━━━ Data to process ━━━
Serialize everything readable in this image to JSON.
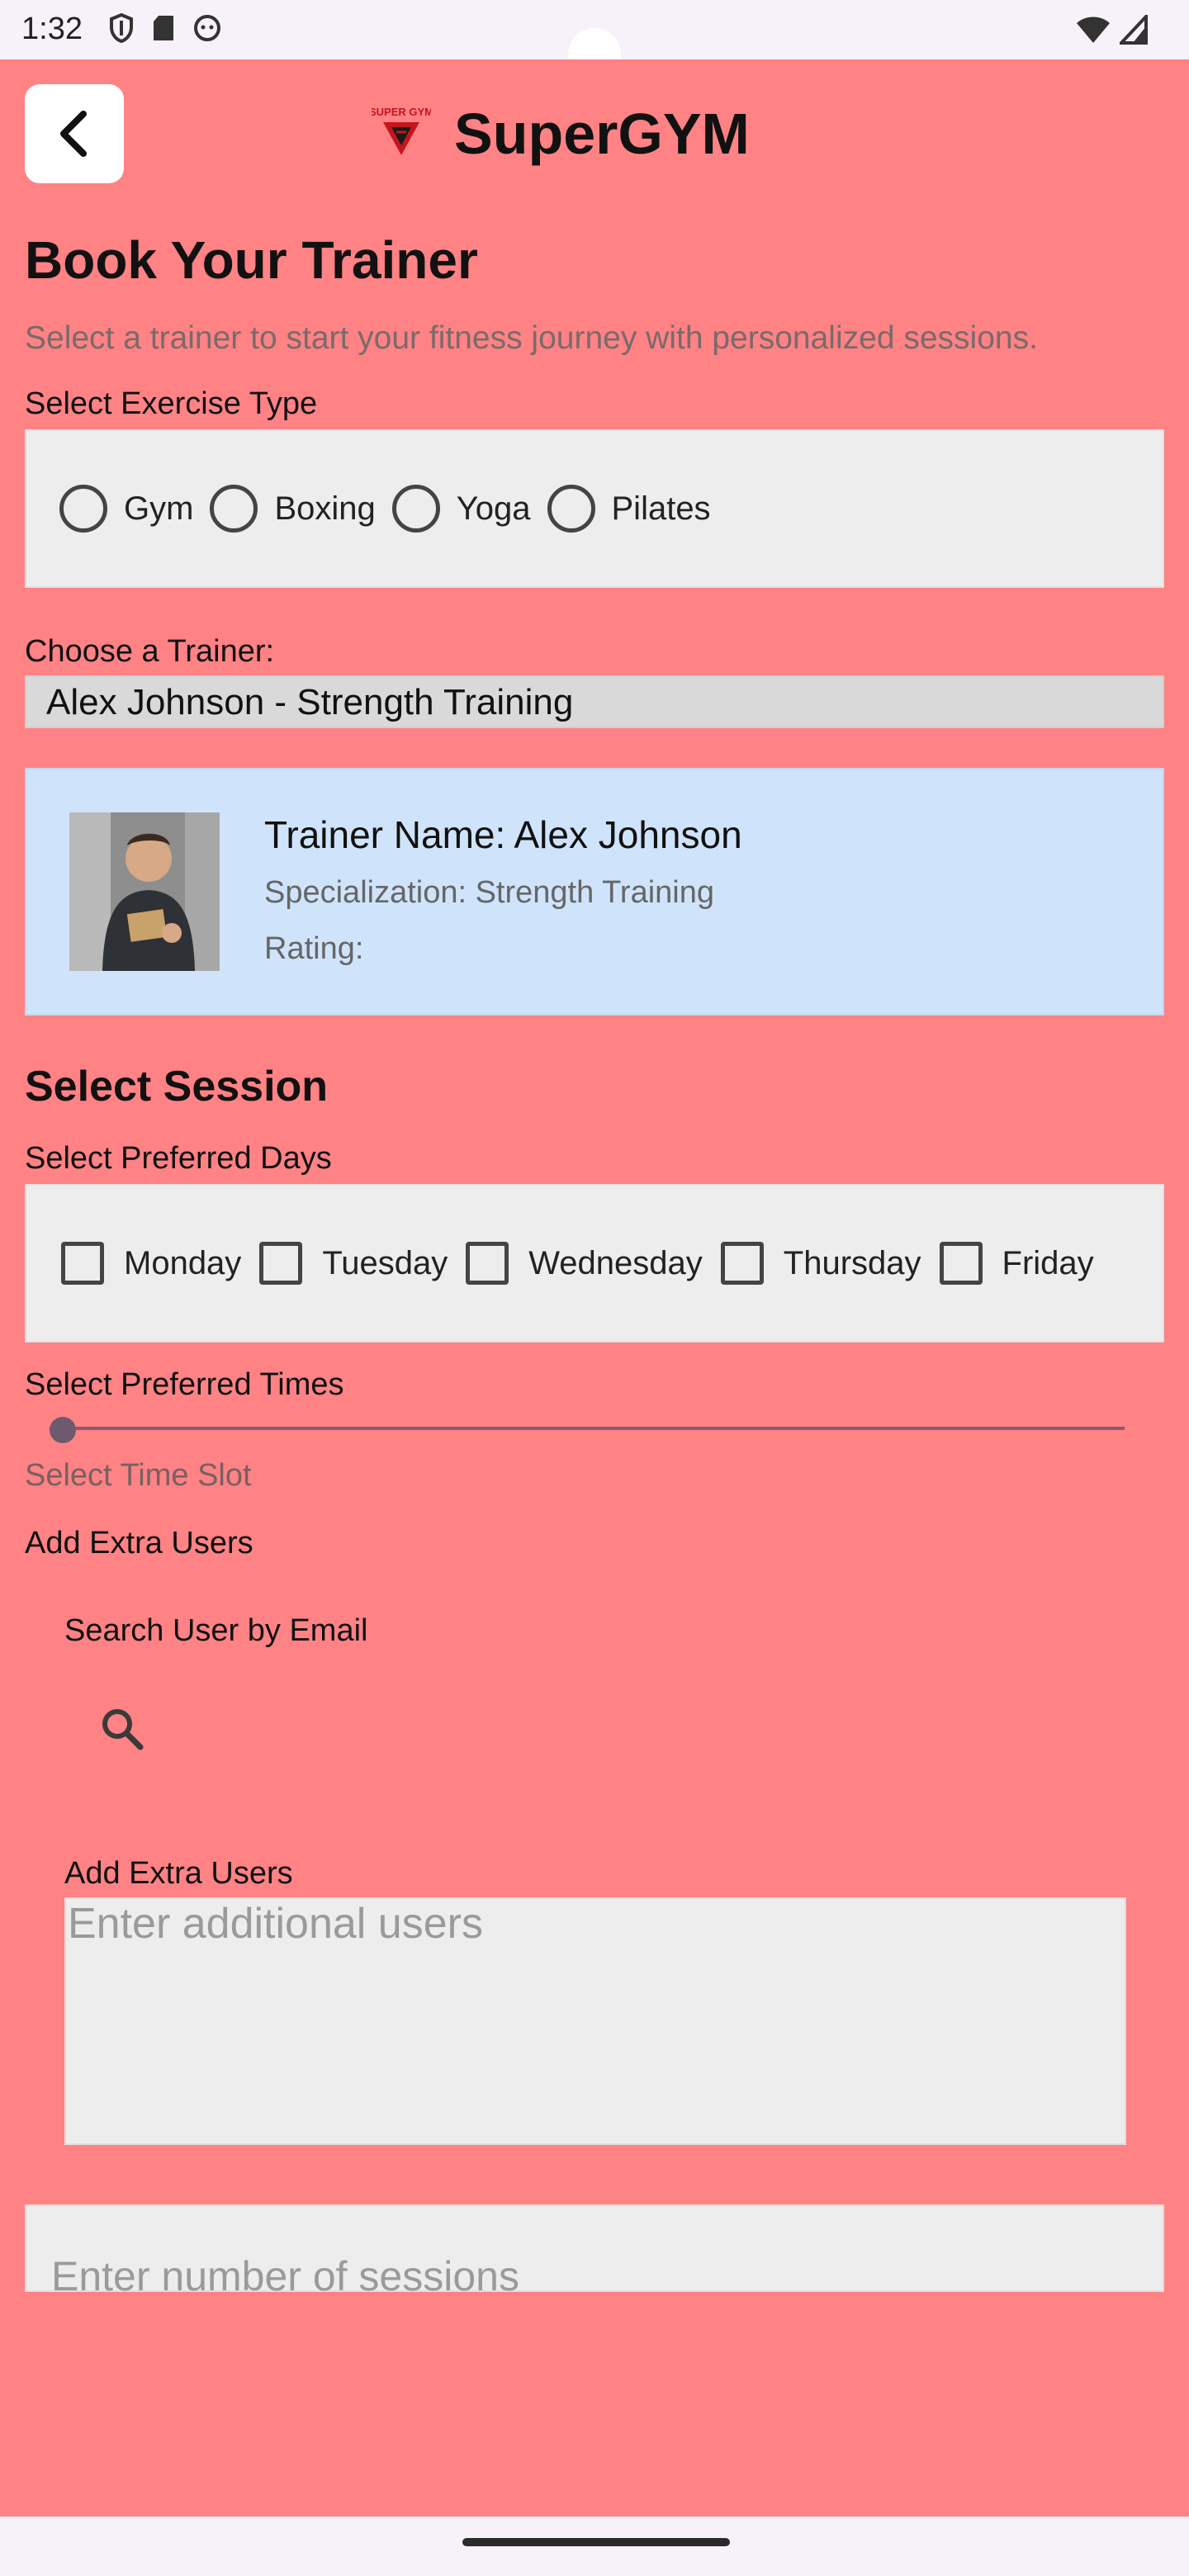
{
  "status_bar": {
    "time": "1:32"
  },
  "header": {
    "app_name": "SuperGYM",
    "logo_text": "SUPER GYM"
  },
  "page": {
    "title": "Book Your Trainer",
    "subtitle": "Select a trainer to start your fitness journey with personalized sessions."
  },
  "exercise": {
    "label": "Select Exercise Type",
    "options": [
      "Gym",
      "Boxing",
      "Yoga",
      "Pilates"
    ]
  },
  "trainer": {
    "label": "Choose a Trainer:",
    "selected": "Alex Johnson - Strength Training",
    "card": {
      "name": "Trainer Name: Alex Johnson",
      "specialization": "Specialization: Strength Training",
      "rating": "Rating:"
    }
  },
  "session": {
    "title": "Select Session",
    "days_label": "Select Preferred Days",
    "days": [
      "Monday",
      "Tuesday",
      "Wednesday",
      "Thursday",
      "Friday"
    ],
    "times_label": "Select Preferred Times",
    "time_slot_label": "Select Time Slot",
    "slider_value": 0
  },
  "extra_users": {
    "section_label": "Add Extra Users",
    "search_label": "Search User by Email",
    "field_label": "Add Extra Users",
    "placeholder": "Enter additional users"
  },
  "sessions_input": {
    "placeholder": "Enter number of sessions"
  },
  "colors": {
    "background": "#ff8285",
    "panel": "#eeeded",
    "card": "#cfe4fb"
  }
}
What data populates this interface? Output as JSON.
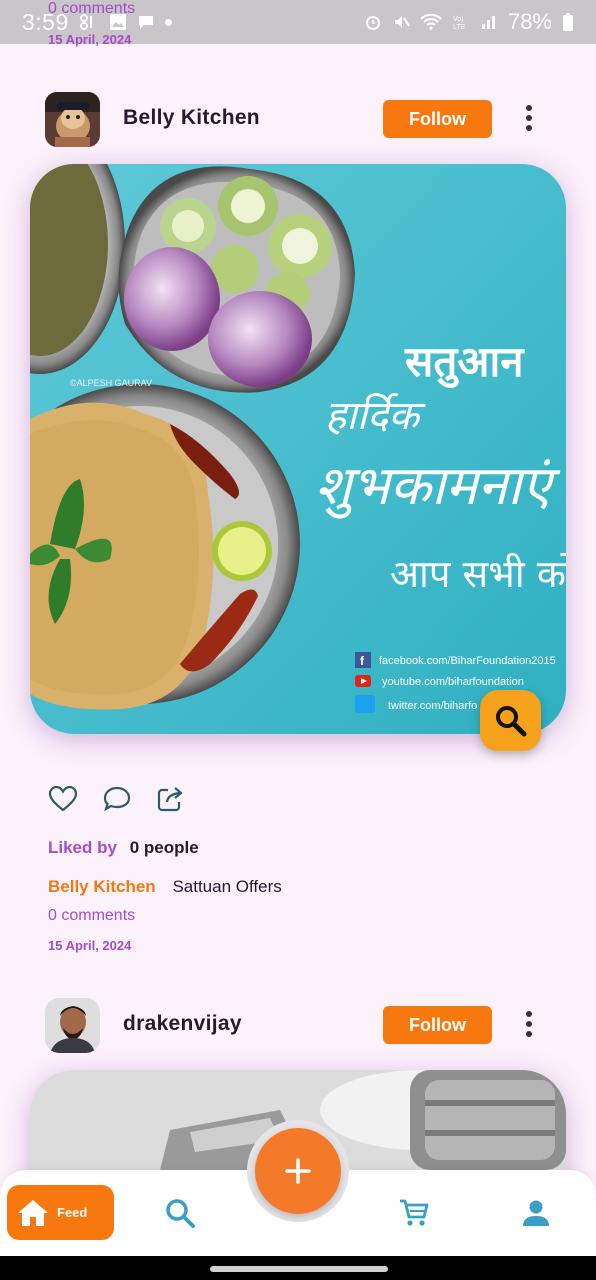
{
  "status_bar": {
    "time": "3:59",
    "battery": "78%"
  },
  "previous_post": {
    "comments": "0 comments",
    "date": "15 April, 2024"
  },
  "posts": [
    {
      "username": "Belly Kitchen",
      "follow_label": "Follow",
      "image_text": {
        "line1": "सतुआन",
        "line2": "हार्दिक",
        "line3": "शुभकामनाएं",
        "line4": "आप सभी को",
        "watermark": "©ALPESH GAURAV",
        "facebook": "facebook.com/BiharFoundation2015",
        "youtube": "youtube.com/biharfoundation",
        "twitter": "twitter.com/biharfo"
      },
      "liked_label": "Liked by",
      "liked_count": "0 people",
      "caption_user": "Belly Kitchen",
      "caption_text": "Sattuan Offers",
      "comments": "0 comments",
      "date": "15 April, 2024"
    },
    {
      "username": "drakenvijay",
      "follow_label": "Follow"
    }
  ],
  "bottom_nav": {
    "feed_label": "Feed"
  },
  "colors": {
    "accent": "#f6780f",
    "purple": "#a64bc9",
    "background": "#fcf2fb"
  }
}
━━━
Leave out the pictures and transcribe the entries above exactly.

Serialize everything readable in this image to JSON.
{
  "status_bar": {
    "time": "1:32"
  },
  "header": {
    "app_name": "SuperGYM",
    "logo_text": "SUPER GYM"
  },
  "page": {
    "title": "Book Your Trainer",
    "subtitle": "Select a trainer to start your fitness journey with personalized sessions."
  },
  "exercise": {
    "label": "Select Exercise Type",
    "options": [
      "Gym",
      "Boxing",
      "Yoga",
      "Pilates"
    ]
  },
  "trainer": {
    "label": "Choose a Trainer:",
    "selected": "Alex Johnson - Strength Training",
    "card": {
      "name": "Trainer Name: Alex Johnson",
      "specialization": "Specialization: Strength Training",
      "rating": "Rating:"
    }
  },
  "session": {
    "title": "Select Session",
    "days_label": "Select Preferred Days",
    "days": [
      "Monday",
      "Tuesday",
      "Wednesday",
      "Thursday",
      "Friday"
    ],
    "times_label": "Select Preferred Times",
    "time_slot_label": "Select Time Slot",
    "slider_value": 0
  },
  "extra_users": {
    "section_label": "Add Extra Users",
    "search_label": "Search User by Email",
    "field_label": "Add Extra Users",
    "placeholder": "Enter additional users"
  },
  "sessions_input": {
    "placeholder": "Enter number of sessions"
  },
  "colors": {
    "background": "#ff8285",
    "panel": "#eeeded",
    "card": "#cfe4fb"
  }
}
What data populates this interface? Output as JSON.
{
  "status_bar": {
    "time": "3:59",
    "battery": "78%"
  },
  "previous_post": {
    "comments": "0 comments",
    "date": "15 April, 2024"
  },
  "posts": [
    {
      "username": "Belly Kitchen",
      "follow_label": "Follow",
      "image_text": {
        "line1": "सतुआन",
        "line2": "हार्दिक",
        "line3": "शुभकामनाएं",
        "line4": "आप सभी को",
        "watermark": "©ALPESH GAURAV",
        "facebook": "facebook.com/BiharFoundation2015",
        "youtube": "youtube.com/biharfoundation",
        "twitter": "twitter.com/biharfo"
      },
      "liked_label": "Liked by",
      "liked_count": "0 people",
      "caption_user": "Belly Kitchen",
      "caption_text": "Sattuan Offers",
      "comments": "0 comments",
      "date": "15 April, 2024"
    },
    {
      "username": "drakenvijay",
      "follow_label": "Follow"
    }
  ],
  "bottom_nav": {
    "feed_label": "Feed"
  },
  "colors": {
    "accent": "#f6780f",
    "purple": "#a64bc9",
    "background": "#fcf2fb"
  }
}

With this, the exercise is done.